*** Task inputs ***
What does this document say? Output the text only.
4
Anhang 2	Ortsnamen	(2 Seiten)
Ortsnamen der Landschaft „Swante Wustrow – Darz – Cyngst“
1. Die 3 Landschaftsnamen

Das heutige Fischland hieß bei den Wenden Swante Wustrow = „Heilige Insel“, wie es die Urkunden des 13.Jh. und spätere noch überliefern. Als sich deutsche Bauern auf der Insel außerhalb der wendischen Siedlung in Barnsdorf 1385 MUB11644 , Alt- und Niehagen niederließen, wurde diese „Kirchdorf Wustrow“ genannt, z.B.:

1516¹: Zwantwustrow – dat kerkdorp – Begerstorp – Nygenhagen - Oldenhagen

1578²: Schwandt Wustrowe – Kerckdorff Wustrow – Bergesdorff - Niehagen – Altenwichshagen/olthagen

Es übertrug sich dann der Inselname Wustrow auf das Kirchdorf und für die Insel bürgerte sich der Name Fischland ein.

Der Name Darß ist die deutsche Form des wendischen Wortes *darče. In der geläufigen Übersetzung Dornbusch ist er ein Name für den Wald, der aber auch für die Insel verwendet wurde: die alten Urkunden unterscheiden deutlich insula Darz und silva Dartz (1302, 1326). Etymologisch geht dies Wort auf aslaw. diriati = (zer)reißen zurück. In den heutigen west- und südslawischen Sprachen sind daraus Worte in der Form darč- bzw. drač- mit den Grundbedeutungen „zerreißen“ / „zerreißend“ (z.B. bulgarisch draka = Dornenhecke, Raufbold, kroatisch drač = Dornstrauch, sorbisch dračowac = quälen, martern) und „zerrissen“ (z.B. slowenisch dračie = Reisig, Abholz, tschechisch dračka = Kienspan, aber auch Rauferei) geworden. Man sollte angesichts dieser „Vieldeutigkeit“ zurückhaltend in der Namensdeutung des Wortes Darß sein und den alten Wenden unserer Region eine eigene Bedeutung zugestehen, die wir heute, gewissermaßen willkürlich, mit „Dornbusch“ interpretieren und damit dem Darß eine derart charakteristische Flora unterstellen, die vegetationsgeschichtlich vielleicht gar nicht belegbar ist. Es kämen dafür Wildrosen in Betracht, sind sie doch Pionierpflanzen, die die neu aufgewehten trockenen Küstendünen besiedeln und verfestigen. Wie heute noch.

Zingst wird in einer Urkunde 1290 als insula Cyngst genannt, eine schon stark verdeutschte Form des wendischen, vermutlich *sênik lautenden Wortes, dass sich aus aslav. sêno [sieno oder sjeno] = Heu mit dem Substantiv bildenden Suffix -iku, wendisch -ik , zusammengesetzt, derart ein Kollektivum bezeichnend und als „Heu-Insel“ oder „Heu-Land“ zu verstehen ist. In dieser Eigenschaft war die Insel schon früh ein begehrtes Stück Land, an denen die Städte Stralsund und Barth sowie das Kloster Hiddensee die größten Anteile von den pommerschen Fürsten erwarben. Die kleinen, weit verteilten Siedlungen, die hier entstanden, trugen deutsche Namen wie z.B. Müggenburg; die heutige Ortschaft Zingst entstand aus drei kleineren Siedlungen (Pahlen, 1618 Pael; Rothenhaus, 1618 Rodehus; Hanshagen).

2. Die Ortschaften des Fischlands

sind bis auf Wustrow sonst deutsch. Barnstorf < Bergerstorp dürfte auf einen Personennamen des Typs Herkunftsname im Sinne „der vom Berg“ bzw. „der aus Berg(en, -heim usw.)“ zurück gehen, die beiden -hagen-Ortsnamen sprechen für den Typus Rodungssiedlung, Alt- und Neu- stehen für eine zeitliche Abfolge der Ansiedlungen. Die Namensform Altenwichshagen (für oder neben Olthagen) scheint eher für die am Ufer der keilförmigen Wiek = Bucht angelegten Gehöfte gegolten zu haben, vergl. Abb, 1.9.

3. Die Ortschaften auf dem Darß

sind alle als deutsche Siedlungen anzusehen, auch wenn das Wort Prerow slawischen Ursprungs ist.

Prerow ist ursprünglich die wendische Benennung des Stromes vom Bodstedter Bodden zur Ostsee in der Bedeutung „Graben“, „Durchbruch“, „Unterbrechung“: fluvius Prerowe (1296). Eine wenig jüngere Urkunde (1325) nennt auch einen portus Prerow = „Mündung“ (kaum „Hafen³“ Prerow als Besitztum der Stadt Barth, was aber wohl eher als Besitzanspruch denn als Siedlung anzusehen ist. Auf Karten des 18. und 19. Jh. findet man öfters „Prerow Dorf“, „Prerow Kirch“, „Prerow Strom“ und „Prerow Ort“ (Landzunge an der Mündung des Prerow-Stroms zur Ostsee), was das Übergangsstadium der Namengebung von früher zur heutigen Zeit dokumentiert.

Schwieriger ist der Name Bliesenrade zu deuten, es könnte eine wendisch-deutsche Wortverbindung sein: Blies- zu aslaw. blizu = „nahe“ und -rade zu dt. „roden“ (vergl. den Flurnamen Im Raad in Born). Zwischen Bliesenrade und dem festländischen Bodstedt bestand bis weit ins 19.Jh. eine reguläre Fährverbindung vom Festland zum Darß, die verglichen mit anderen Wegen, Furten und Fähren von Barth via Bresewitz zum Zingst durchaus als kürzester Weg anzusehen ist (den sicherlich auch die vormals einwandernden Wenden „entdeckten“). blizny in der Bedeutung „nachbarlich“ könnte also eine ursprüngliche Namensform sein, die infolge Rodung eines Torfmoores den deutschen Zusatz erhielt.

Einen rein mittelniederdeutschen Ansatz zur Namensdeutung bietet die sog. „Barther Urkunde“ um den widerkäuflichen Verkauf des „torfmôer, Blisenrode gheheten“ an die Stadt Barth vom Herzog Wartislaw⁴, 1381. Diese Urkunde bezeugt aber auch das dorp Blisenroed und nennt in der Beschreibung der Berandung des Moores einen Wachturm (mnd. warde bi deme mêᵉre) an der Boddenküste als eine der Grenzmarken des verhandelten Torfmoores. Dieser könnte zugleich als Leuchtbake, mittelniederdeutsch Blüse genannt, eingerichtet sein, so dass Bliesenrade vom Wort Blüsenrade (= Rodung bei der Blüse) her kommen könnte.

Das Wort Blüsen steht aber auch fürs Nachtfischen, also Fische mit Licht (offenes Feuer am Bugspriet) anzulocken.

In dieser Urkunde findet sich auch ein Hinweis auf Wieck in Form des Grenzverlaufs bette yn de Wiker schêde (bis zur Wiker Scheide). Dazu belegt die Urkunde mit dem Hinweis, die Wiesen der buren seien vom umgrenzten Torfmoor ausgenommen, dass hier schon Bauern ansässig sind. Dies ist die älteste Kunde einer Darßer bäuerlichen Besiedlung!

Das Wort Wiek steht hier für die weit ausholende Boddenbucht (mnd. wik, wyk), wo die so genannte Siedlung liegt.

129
*** End of Task inputs ***
__What the task asks__
After reading the lines above, reproduce them all exactly.

__Solution__
What does this document say? Output the text only.
4
Anhang 2	Ortsnamen	(2 Seiten)
Ortsnamen der Landschaft „Swante Wustrow – Darz – Cyngst“
1. Die 3 Landschaftsnamen

Das heutige Fischland hieß bei den Wenden Swante Wustrow = „Heilige Insel“, wie es die Urkunden des 13.Jh. und spätere noch überliefern. Als sich deutsche Bauern auf der Insel außerhalb der wendischen Siedlung in Barnsdorf 1385 MUB11644 , Alt- und Niehagen niederließen, wurde diese „Kirchdorf Wustrow“ genannt, z.B.:

1516¹: Zwantwustrow – dat kerkdorp – Begerstorp – Nygenhagen - Oldenhagen

1578²: Schwandt Wustrowe – Kerckdorff Wustrow – Bergesdorff - Niehagen – Altenwichshagen/olthagen

Es übertrug sich dann der Inselname Wustrow auf das Kirchdorf und für die Insel bürgerte sich der Name Fischland ein.

Der Name Darß ist die deutsche Form des wendischen Wortes *darče. In der geläufigen Übersetzung Dornbusch ist er ein Name für den Wald, der aber auch für die Insel verwendet wurde: die alten Urkunden unterscheiden deutlich insula Darz und silva Dartz (1302, 1326). Etymologisch geht dies Wort auf aslaw. diriati = (zer)reißen zurück. In den heutigen west- und südslawischen Sprachen sind daraus Worte in der Form darč- bzw. drač- mit den Grundbedeutungen „zerreißen“ / „zerreißend“ (z.B. bulgarisch draka = Dornenhecke, Raufbold, kroatisch drač = Dornstrauch, sorbisch dračowac = quälen, martern) und „zerrissen“ (z.B. slowenisch dračie = Reisig, Abholz, tschechisch dračka = Kienspan, aber auch Rauferei) geworden. Man sollte angesichts dieser „Vieldeutigkeit“ zurückhaltend in der Namensdeutung des Wortes Darß sein und den alten Wenden unserer Region eine eigene Bedeutung zugestehen, die wir heute, gewissermaßen willkürlich, mit „Dornbusch“ interpretieren und damit dem Darß eine derart charakteristische Flora unterstellen, die vegetationsgeschichtlich vielleicht gar nicht belegbar ist. Es kämen dafür Wildrosen in Betracht, sind sie doch Pionierpflanzen, die die neu aufgewehten trockenen Küstendünen besiedeln und verfestigen. Wie heute noch.

Zingst wird in einer Urkunde 1290 als insula Cyngst genannt, eine schon stark verdeutschte Form des wendischen, vermutlich *sênik lautenden Wortes, dass sich aus aslav. sêno [sieno oder sjeno] = Heu mit dem Substantiv bildenden Suffix -iku, wendisch -ik , zusammengesetzt, derart ein Kollektivum bezeichnend und als „Heu-Insel“ oder „Heu-Land“ zu verstehen ist. In dieser Eigenschaft war die Insel schon früh ein begehrtes Stück Land, an denen die Städte Stralsund und Barth sowie das Kloster Hiddensee die größten Anteile von den pommerschen Fürsten erwarben. Die kleinen, weit verteilten Siedlungen, die hier entstanden, trugen deutsche Namen wie z.B. Müggenburg; die heutige Ortschaft Zingst entstand aus drei kleineren Siedlungen (Pahlen, 1618 Pael; Rothenhaus, 1618 Rodehus; Hanshagen).

2. Die Ortschaften des Fischlands

sind bis auf Wustrow sonst deutsch. Barnstorf < Bergerstorp dürfte auf einen Personennamen des Typs Herkunftsname im Sinne „der vom Berg“ bzw. „der aus Berg(en, -heim usw.)“ zurück gehen, die beiden -hagen-Ortsnamen sprechen für den Typus Rodungssiedlung, Alt- und Neu- stehen für eine zeitliche Abfolge der Ansiedlungen. Die Namensform Altenwichshagen (für oder neben Olthagen) scheint eher für die am Ufer der keilförmigen Wiek = Bucht angelegten Gehöfte gegolten zu haben, vergl. Abb, 1.9.

3. Die Ortschaften auf dem Darß

sind alle als deutsche Siedlungen anzusehen, auch wenn das Wort Prerow slawischen Ursprungs ist.

Prerow ist ursprünglich die wendische Benennung des Stromes vom Bodstedter Bodden zur Ostsee in der Bedeutung „Graben“, „Durchbruch“, „Unterbrechung“: fluvius Prerowe (1296). Eine wenig jüngere Urkunde (1325) nennt auch einen portus Prerow = „Mündung“ (kaum „Hafen³“ Prerow als Besitztum der Stadt Barth, was aber wohl eher als Besitzanspruch denn als Siedlung anzusehen ist. Auf Karten des 18. und 19. Jh. findet man öfters „Prerow Dorf“, „Prerow Kirch“, „Prerow Strom“ und „Prerow Ort“ (Landzunge an der Mündung des Prerow-Stroms zur Ostsee), was das Übergangsstadium der Namengebung von früher zur heutigen Zeit dokumentiert.

Schwieriger ist der Name Bliesenrade zu deuten, es könnte eine wendisch-deutsche Wortverbindung sein: Blies- zu aslaw. blizu = „nahe“ und -rade zu dt. „roden“ (vergl. den Flurnamen Im Raad in Born). Zwischen Bliesenrade und dem festländischen Bodstedt bestand bis weit ins 19.Jh. eine reguläre Fährverbindung vom Festland zum Darß, die verglichen mit anderen Wegen, Furten und Fähren von Barth via Bresewitz zum Zingst durchaus als kürzester Weg anzusehen ist (den sicherlich auch die vormals einwandernden Wenden „entdeckten“). blizny in der Bedeutung „nachbarlich“ könnte also eine ursprüngliche Namensform sein, die infolge Rodung eines Torfmoores den deutschen Zusatz erhielt.

Einen rein mittelniederdeutschen Ansatz zur Namensdeutung bietet die sog. „Barther Urkunde“ um den widerkäuflichen Verkauf des „torfmôer, Blisenrode gheheten“ an die Stadt Barth vom Herzog Wartislaw⁴, 1381. Diese Urkunde bezeugt aber auch das dorp Blisenroed und nennt in der Beschreibung der Berandung des Moores einen Wachturm (mnd. warde bi deme mêᵉre) an der Boddenküste als eine der Grenzmarken des verhandelten Torfmoores. Dieser könnte zugleich als Leuchtbake, mittelniederdeutsch Blüse genannt, eingerichtet sein, so dass Bliesenrade vom Wort Blüsenrade (= Rodung bei der Blüse) her kommen könnte.

Das Wort Blüsen steht aber auch fürs Nachtfischen, also Fische mit Licht (offenes Feuer am Bugspriet) anzulocken.

In dieser Urkunde findet sich auch ein Hinweis auf Wieck in Form des Grenzverlaufs bette yn de Wiker schêde (bis zur Wiker Scheide). Dazu belegt die Urkunde mit dem Hinweis, die Wiesen der buren seien vom umgrenzten Torfmoor ausgenommen, dass hier schon Bauern ansässig sind. Dies ist die älteste Kunde einer Darßer bäuerlichen Besiedlung!

Das Wort Wiek steht hier für die weit ausholende Boddenbucht (mnd. wik, wyk), wo die so genannte Siedlung liegt.

129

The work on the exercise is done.